> **Job**
Go through the entries below and count the lines holding the word "title". Reply with only the number, please.

◇ ◇ ◇

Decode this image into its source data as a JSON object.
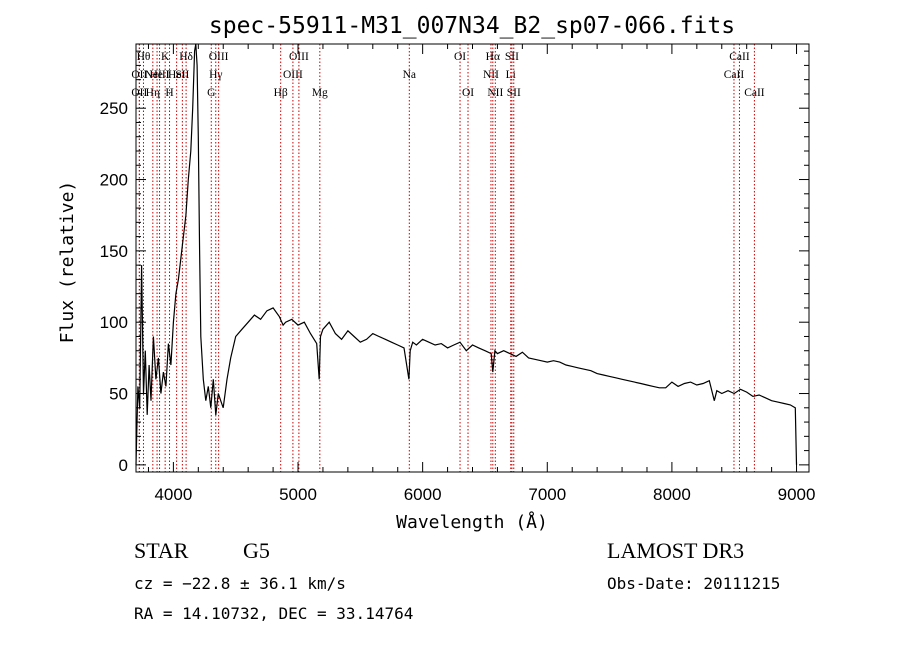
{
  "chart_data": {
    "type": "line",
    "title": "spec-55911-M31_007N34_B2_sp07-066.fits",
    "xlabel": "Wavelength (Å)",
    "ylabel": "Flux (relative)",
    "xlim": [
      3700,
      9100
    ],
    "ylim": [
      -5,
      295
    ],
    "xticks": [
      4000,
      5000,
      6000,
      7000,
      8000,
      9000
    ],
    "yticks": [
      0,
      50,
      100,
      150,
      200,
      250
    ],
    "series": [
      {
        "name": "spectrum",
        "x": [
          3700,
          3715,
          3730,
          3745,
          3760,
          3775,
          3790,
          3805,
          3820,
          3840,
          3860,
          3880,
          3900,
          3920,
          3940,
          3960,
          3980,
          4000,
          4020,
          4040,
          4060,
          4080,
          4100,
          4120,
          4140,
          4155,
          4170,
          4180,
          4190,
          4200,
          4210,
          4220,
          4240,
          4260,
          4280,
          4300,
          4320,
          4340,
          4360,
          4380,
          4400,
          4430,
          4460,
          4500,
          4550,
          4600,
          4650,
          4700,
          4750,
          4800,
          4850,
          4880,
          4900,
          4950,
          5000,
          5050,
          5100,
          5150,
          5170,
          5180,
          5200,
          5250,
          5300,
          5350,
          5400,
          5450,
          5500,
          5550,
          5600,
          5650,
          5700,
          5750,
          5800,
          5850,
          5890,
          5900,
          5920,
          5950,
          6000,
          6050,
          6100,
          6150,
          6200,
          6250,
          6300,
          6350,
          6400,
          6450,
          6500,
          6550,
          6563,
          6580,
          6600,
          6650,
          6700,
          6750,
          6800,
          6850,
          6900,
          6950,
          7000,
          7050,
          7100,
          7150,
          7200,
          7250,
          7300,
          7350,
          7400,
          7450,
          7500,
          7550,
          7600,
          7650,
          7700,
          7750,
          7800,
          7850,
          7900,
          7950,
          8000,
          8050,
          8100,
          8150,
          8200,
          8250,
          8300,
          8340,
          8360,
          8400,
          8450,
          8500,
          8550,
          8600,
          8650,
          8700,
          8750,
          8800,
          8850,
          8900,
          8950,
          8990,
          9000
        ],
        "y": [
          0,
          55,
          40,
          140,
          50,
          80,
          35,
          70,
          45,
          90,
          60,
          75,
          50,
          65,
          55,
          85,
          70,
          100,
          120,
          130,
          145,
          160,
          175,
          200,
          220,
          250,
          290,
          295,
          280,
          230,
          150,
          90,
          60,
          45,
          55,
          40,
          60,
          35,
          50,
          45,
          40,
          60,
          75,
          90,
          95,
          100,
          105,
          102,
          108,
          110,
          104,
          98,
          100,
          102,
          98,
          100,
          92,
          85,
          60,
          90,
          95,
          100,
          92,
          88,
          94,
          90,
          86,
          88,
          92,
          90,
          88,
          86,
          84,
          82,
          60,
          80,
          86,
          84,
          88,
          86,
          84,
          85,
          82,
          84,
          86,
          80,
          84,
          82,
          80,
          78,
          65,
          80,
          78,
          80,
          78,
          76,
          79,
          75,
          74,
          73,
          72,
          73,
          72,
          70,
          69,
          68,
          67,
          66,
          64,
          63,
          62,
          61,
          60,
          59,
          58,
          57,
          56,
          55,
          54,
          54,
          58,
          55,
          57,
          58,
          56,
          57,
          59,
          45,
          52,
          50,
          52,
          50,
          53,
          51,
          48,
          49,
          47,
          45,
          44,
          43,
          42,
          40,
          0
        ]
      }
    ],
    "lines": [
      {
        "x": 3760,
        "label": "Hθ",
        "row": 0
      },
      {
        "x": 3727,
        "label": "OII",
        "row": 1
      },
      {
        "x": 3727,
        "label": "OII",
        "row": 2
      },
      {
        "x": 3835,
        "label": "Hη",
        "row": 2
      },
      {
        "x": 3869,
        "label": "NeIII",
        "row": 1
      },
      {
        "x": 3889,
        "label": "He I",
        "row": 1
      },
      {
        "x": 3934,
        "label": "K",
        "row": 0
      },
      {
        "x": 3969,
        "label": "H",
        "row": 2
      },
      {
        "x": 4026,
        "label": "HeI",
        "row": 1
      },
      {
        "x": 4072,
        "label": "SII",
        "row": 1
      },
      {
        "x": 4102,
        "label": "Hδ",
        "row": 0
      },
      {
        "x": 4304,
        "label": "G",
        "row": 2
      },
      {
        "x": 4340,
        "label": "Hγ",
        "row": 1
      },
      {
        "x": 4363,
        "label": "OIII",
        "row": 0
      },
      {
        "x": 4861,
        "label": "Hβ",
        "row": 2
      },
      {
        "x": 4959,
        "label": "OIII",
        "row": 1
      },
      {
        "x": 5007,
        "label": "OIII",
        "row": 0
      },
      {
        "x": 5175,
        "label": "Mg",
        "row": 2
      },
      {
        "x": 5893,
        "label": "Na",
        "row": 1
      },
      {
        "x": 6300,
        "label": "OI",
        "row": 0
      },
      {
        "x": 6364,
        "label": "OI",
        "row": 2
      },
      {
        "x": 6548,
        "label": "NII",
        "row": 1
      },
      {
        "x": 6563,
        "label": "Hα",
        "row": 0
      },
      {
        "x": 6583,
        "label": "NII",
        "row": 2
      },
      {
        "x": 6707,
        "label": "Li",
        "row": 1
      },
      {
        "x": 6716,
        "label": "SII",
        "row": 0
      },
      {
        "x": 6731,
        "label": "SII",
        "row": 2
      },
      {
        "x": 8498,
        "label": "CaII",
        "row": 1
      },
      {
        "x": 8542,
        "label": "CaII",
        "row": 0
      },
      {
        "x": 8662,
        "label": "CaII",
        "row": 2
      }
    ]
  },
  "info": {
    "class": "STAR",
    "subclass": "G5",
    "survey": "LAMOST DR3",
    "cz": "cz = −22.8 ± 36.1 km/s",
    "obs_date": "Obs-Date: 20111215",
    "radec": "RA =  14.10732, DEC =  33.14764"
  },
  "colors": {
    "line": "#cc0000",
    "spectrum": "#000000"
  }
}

◇ ◇ ◇

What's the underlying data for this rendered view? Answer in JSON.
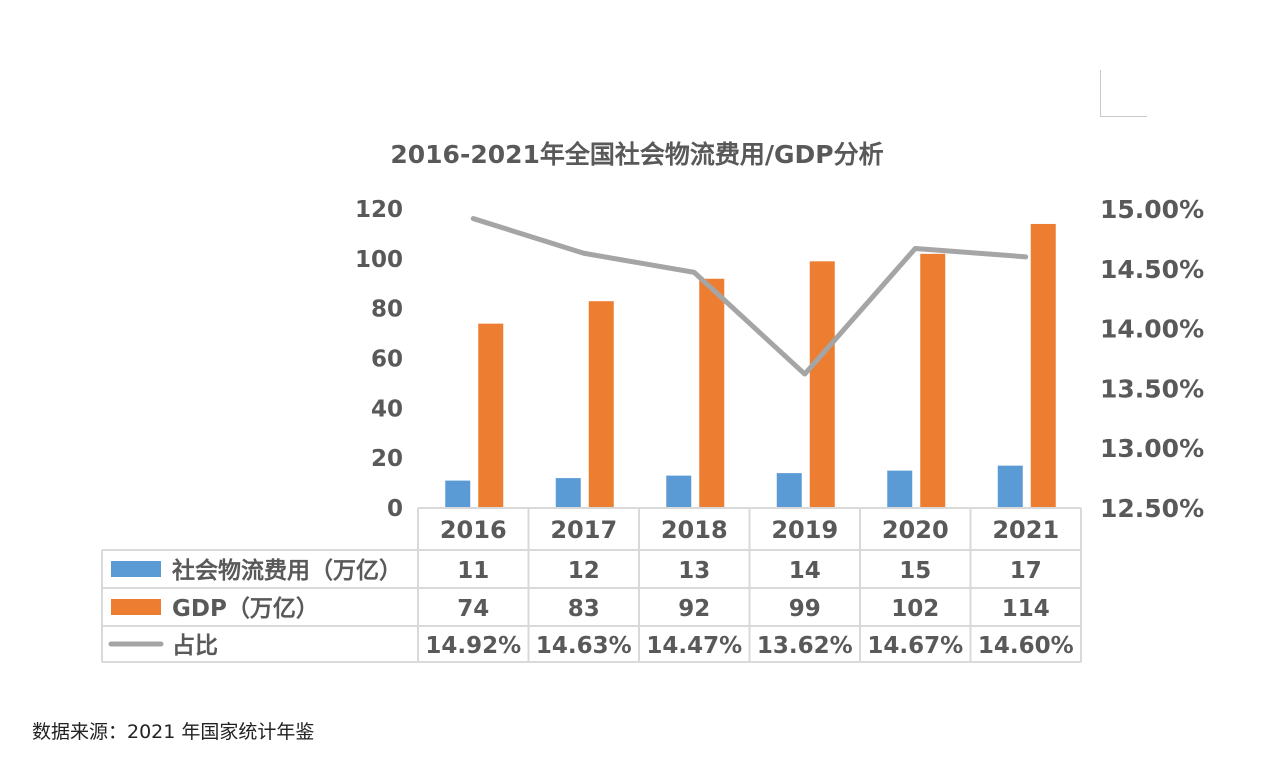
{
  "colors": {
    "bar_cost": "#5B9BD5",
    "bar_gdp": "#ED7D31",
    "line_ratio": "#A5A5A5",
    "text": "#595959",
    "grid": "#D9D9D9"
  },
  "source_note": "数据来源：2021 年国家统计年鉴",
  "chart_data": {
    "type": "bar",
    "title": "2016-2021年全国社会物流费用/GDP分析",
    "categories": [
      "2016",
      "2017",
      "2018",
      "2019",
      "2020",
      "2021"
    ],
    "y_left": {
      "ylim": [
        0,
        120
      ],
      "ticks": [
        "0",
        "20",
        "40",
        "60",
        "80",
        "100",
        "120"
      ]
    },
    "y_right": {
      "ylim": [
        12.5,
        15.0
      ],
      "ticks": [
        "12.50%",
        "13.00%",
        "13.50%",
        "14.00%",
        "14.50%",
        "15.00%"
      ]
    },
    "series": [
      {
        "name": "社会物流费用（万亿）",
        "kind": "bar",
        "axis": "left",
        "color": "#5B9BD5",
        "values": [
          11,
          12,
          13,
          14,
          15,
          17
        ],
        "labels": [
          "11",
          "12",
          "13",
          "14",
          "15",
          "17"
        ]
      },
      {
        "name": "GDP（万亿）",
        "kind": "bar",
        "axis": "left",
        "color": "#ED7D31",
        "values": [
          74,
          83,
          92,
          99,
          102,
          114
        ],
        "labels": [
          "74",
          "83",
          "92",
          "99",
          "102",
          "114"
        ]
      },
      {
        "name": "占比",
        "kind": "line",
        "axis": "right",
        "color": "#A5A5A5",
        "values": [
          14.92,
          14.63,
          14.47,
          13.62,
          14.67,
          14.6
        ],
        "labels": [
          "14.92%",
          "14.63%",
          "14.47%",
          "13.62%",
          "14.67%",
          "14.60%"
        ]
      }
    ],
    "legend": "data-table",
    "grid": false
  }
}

◇ ◇ ◇

> **Result for this task**
2